Aim:
Look for "名就诊者进行就" in the listing below. Gather each line that contains it.

──────── Information shown ────────

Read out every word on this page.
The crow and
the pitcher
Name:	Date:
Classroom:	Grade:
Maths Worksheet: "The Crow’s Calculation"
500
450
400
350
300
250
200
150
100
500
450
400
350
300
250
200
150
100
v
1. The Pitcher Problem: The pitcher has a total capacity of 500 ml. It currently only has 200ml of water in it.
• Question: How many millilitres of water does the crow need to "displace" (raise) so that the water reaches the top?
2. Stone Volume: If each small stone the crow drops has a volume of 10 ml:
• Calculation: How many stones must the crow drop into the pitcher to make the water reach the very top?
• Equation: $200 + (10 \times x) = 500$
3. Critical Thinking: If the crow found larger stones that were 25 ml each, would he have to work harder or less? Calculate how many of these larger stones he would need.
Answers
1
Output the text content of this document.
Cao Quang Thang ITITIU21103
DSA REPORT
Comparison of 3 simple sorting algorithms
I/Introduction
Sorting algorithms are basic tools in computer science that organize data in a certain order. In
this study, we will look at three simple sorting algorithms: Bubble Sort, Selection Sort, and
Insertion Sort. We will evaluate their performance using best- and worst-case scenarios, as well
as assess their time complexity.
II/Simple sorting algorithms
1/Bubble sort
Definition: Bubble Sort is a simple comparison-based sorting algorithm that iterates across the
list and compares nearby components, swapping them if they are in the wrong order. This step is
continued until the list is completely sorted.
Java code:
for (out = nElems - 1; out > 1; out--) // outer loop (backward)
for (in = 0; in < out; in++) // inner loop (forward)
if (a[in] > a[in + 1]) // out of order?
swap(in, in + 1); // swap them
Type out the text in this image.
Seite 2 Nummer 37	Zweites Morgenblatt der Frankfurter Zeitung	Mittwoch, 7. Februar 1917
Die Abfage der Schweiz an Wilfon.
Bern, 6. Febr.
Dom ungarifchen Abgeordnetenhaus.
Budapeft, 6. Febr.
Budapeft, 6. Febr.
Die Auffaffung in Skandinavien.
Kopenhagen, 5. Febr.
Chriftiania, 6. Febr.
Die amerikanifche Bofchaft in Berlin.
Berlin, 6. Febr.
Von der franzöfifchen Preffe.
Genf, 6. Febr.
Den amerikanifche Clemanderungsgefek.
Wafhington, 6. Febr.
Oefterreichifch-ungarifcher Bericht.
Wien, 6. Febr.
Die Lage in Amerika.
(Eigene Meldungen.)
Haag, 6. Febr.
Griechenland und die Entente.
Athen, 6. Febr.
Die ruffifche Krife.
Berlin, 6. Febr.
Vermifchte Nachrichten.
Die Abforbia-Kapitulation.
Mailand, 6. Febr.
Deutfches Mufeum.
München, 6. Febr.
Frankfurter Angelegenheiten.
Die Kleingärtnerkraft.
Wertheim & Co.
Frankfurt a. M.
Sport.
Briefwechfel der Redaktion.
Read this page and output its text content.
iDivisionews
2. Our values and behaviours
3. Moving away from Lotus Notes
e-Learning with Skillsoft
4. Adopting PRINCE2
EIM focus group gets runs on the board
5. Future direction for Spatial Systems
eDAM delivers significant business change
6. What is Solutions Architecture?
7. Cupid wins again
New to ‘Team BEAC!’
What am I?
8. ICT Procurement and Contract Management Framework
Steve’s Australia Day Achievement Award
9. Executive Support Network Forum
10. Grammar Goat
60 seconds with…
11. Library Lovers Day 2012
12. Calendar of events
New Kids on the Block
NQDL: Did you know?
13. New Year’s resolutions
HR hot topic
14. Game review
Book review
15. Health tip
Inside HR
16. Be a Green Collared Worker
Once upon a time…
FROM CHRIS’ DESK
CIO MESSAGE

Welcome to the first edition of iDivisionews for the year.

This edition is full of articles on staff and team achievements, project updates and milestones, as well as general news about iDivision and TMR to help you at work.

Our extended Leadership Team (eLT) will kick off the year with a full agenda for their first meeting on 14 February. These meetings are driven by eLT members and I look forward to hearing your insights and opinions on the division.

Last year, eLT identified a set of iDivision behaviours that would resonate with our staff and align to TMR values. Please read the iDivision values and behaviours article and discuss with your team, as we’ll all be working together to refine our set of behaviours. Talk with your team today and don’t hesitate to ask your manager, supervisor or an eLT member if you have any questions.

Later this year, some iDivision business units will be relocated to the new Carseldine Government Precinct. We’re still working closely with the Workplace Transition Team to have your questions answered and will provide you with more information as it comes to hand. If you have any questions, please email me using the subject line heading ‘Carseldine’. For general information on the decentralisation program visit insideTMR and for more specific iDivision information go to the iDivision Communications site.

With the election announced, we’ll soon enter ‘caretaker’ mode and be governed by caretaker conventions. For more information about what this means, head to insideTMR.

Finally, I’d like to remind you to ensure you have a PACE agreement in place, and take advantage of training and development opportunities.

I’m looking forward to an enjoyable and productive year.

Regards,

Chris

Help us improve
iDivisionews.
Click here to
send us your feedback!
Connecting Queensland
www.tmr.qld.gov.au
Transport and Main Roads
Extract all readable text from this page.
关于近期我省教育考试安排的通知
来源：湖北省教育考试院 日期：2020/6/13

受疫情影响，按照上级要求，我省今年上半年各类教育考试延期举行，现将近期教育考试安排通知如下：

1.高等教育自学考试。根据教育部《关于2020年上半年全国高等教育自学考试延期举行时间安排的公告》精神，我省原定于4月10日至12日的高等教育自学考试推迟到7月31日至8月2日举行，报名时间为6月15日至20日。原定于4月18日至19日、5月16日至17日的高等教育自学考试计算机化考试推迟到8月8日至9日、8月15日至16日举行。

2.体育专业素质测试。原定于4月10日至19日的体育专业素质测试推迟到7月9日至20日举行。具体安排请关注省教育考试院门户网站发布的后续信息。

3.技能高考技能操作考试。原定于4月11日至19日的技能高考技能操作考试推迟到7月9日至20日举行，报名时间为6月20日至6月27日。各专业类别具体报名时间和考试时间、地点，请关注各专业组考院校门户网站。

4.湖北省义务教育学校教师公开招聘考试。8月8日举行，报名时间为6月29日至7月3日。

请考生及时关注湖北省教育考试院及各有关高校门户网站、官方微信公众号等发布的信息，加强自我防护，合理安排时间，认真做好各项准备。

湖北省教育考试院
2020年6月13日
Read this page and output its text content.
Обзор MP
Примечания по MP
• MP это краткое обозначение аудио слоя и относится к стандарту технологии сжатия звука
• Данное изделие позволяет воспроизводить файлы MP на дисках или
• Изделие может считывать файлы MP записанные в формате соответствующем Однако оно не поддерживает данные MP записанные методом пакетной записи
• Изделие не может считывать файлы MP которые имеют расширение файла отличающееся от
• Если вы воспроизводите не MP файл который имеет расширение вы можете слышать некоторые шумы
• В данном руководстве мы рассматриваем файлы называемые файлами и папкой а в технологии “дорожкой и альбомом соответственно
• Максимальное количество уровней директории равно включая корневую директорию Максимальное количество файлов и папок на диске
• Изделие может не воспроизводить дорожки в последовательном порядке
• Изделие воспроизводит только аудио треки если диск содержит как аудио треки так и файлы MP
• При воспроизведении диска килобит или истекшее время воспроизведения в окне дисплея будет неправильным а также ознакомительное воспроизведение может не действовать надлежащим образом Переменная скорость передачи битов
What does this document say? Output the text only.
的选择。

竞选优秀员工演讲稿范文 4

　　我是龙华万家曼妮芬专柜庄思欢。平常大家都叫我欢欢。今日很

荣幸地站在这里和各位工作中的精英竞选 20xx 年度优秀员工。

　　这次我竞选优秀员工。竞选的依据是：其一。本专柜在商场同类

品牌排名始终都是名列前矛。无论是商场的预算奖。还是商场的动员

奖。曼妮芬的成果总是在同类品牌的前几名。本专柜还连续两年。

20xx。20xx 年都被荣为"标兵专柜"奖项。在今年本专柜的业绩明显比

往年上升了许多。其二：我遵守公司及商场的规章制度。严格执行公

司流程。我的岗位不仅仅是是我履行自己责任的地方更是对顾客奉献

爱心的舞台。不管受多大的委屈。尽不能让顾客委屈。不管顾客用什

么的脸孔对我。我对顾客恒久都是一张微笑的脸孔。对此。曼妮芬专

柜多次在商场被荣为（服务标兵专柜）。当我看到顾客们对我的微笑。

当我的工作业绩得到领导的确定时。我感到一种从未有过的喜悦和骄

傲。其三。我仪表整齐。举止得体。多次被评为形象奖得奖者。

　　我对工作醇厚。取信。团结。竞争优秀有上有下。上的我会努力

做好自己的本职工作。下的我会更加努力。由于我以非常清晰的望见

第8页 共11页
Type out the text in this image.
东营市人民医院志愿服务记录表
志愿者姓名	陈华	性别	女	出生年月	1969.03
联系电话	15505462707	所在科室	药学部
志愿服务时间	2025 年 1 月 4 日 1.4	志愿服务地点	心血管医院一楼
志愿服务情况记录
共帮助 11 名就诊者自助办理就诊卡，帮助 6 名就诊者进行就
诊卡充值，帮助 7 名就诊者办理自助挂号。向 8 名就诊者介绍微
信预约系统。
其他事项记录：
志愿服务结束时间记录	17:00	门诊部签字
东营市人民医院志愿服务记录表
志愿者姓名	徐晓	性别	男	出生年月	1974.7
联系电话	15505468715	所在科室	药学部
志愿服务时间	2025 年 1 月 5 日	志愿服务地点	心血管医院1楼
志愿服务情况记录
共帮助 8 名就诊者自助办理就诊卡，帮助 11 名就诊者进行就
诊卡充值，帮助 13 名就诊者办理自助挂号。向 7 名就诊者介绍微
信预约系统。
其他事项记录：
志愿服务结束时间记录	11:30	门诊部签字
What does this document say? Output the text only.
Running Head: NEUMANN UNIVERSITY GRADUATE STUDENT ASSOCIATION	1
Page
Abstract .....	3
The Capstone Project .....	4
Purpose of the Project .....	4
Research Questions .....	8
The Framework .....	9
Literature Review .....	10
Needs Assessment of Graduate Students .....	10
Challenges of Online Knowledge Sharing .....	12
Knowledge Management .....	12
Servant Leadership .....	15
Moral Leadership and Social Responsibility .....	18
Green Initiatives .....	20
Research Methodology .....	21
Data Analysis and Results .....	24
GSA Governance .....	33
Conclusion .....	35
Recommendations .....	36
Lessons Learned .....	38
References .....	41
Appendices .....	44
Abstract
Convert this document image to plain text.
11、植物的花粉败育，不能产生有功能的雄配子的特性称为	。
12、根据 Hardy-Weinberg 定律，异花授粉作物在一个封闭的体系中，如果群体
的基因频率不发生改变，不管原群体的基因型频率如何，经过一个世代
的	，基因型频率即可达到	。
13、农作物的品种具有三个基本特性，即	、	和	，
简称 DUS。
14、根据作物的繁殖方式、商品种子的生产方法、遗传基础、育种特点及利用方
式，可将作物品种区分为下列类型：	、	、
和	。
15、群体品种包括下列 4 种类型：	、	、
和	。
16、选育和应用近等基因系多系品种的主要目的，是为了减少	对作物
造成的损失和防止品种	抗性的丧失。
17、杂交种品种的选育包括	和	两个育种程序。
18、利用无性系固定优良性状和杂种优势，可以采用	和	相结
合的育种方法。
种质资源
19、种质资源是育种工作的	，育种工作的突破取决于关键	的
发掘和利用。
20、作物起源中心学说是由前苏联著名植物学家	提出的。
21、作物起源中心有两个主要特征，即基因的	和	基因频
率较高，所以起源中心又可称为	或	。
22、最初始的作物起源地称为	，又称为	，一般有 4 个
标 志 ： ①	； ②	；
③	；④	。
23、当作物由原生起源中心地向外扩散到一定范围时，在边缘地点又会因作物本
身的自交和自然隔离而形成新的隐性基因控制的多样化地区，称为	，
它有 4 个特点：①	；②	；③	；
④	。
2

────────

Correct output:
共帮助 11 名就诊者自助办理就诊卡，帮助 6 名就诊者进行就
共帮助 8 名就诊者自助办理就诊卡，帮助 11 名就诊者进行就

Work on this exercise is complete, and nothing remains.